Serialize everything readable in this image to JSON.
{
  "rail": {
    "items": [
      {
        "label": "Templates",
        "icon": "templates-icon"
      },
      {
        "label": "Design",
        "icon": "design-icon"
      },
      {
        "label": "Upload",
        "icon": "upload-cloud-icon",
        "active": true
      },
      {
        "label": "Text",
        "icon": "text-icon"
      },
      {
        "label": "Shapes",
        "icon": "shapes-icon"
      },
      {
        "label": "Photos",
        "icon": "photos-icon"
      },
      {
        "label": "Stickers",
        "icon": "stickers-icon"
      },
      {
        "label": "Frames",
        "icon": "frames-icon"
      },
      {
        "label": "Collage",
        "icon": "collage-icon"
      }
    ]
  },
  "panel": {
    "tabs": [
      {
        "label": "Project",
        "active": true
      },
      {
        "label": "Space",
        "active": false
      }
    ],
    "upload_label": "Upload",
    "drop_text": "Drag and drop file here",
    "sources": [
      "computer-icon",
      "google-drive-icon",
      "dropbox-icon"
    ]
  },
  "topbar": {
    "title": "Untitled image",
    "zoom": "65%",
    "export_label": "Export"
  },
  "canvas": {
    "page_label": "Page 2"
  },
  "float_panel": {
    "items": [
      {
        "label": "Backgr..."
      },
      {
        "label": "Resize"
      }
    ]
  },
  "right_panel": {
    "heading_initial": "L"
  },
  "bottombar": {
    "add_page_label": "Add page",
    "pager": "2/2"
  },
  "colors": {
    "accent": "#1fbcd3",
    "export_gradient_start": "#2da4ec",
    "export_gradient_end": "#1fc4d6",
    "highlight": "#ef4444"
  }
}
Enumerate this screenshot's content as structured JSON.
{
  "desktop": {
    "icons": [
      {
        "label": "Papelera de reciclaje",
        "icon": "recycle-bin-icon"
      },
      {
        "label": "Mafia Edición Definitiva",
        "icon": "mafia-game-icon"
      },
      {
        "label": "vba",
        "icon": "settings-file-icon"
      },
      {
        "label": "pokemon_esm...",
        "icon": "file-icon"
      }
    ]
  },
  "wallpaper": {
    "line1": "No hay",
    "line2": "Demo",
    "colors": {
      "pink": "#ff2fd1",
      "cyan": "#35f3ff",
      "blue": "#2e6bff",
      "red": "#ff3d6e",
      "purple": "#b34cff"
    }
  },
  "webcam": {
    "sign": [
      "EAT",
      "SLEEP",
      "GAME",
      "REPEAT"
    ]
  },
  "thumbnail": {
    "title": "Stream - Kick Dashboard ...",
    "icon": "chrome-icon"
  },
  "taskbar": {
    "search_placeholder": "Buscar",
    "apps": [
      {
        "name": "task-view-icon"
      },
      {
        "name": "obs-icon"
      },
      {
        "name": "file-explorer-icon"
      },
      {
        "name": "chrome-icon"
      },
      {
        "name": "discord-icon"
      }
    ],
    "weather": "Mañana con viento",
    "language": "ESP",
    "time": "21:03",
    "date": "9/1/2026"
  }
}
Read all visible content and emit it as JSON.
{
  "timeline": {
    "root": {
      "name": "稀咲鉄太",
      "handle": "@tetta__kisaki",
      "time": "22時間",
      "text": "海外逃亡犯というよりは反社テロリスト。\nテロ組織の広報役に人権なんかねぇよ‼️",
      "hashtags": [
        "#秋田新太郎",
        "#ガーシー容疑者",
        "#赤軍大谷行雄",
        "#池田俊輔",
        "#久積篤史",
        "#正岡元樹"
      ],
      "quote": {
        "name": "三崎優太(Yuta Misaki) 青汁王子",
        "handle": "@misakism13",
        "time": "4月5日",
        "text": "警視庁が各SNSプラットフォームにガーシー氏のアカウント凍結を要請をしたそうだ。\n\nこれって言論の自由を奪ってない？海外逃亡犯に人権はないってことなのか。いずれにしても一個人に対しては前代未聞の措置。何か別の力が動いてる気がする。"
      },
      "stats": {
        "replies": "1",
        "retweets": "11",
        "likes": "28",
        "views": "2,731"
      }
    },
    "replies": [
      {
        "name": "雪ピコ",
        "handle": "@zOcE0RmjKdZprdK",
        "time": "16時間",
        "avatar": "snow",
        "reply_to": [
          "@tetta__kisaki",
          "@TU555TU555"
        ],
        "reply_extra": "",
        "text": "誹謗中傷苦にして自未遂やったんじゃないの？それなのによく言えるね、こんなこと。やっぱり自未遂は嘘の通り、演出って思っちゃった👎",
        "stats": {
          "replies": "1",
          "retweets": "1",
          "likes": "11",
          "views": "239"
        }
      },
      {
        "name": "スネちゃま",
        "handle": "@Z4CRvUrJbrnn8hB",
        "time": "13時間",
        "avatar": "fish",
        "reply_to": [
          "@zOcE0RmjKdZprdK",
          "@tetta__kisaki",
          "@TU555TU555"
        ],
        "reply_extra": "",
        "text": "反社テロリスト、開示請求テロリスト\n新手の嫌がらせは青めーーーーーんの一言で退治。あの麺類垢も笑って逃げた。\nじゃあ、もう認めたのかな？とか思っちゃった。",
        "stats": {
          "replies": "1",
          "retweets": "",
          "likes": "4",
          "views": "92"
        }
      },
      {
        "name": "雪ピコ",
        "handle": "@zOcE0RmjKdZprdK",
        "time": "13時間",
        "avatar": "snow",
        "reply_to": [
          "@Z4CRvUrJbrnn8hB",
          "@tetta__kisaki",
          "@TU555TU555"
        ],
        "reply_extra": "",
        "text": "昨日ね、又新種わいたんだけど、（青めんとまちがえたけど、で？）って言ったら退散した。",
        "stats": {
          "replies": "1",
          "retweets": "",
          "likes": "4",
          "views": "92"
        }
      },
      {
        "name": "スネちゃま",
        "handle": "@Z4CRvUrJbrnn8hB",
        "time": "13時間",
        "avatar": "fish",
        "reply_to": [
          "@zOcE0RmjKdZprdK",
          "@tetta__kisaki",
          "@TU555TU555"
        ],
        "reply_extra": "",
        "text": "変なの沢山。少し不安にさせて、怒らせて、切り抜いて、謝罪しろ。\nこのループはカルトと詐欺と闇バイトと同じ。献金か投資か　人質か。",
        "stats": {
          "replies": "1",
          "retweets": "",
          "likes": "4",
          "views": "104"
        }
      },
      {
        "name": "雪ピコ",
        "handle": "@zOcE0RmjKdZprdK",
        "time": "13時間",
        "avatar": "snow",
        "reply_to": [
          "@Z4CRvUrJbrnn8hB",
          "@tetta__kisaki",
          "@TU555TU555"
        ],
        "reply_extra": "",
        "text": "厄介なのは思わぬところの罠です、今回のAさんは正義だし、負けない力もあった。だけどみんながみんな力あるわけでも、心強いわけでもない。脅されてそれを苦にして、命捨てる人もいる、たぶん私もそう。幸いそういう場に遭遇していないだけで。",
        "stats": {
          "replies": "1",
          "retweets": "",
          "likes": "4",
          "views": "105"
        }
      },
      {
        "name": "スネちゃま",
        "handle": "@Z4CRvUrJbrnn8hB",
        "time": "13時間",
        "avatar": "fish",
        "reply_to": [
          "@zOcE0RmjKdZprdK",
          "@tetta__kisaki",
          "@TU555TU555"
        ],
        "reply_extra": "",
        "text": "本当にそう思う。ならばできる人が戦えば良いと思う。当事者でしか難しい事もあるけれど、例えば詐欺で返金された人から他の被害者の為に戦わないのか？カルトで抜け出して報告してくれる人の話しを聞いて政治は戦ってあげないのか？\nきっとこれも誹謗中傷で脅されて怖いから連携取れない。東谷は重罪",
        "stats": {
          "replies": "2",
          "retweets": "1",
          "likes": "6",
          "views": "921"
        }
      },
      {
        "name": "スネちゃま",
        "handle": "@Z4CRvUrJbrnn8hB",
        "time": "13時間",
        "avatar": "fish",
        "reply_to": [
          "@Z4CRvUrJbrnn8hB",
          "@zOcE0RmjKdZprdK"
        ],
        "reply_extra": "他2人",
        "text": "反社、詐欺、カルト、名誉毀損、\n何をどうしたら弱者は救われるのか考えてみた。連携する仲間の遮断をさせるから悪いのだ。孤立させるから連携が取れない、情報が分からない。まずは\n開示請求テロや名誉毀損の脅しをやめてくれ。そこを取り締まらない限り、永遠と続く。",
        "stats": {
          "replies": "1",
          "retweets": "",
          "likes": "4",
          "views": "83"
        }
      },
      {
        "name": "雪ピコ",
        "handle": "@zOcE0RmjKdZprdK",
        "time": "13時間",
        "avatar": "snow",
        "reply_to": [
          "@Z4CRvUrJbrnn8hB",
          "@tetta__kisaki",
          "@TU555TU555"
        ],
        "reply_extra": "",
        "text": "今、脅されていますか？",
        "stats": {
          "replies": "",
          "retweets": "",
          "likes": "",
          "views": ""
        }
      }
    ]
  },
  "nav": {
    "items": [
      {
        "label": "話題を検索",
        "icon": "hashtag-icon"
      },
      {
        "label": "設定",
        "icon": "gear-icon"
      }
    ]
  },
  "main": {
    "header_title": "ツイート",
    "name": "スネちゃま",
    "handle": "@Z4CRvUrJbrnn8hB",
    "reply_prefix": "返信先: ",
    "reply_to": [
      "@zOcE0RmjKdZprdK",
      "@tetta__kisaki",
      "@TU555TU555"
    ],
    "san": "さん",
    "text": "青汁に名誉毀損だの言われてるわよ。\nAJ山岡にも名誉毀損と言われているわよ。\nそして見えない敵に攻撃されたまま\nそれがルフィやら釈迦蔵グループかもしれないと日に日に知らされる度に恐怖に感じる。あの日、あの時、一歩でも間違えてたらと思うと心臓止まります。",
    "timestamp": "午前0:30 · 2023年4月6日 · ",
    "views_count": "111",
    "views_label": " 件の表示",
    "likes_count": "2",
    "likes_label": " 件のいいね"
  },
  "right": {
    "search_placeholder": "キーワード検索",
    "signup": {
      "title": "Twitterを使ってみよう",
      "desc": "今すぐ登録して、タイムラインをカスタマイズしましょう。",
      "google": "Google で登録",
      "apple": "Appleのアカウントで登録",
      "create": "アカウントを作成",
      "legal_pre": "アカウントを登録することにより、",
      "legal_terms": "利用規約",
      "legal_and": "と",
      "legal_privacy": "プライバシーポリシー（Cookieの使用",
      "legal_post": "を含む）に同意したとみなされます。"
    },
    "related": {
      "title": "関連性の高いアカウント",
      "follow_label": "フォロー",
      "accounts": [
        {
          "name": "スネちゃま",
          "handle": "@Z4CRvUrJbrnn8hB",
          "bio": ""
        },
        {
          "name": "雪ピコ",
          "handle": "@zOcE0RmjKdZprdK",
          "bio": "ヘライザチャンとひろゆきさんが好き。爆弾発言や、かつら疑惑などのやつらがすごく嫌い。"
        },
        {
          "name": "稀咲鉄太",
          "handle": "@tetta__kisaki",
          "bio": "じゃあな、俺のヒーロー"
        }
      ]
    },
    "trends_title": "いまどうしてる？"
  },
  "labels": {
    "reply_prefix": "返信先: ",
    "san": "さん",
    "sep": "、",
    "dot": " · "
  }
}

------------------------

▶ **Short exercise**: Copy out each line of the data containing the string "JSON".

▶ **Solution to this exercise**:
Serialize everything readable in this image to JSON.
Enumerate this screenshot's content as structured JSON.
Read all visible content and emit it as JSON.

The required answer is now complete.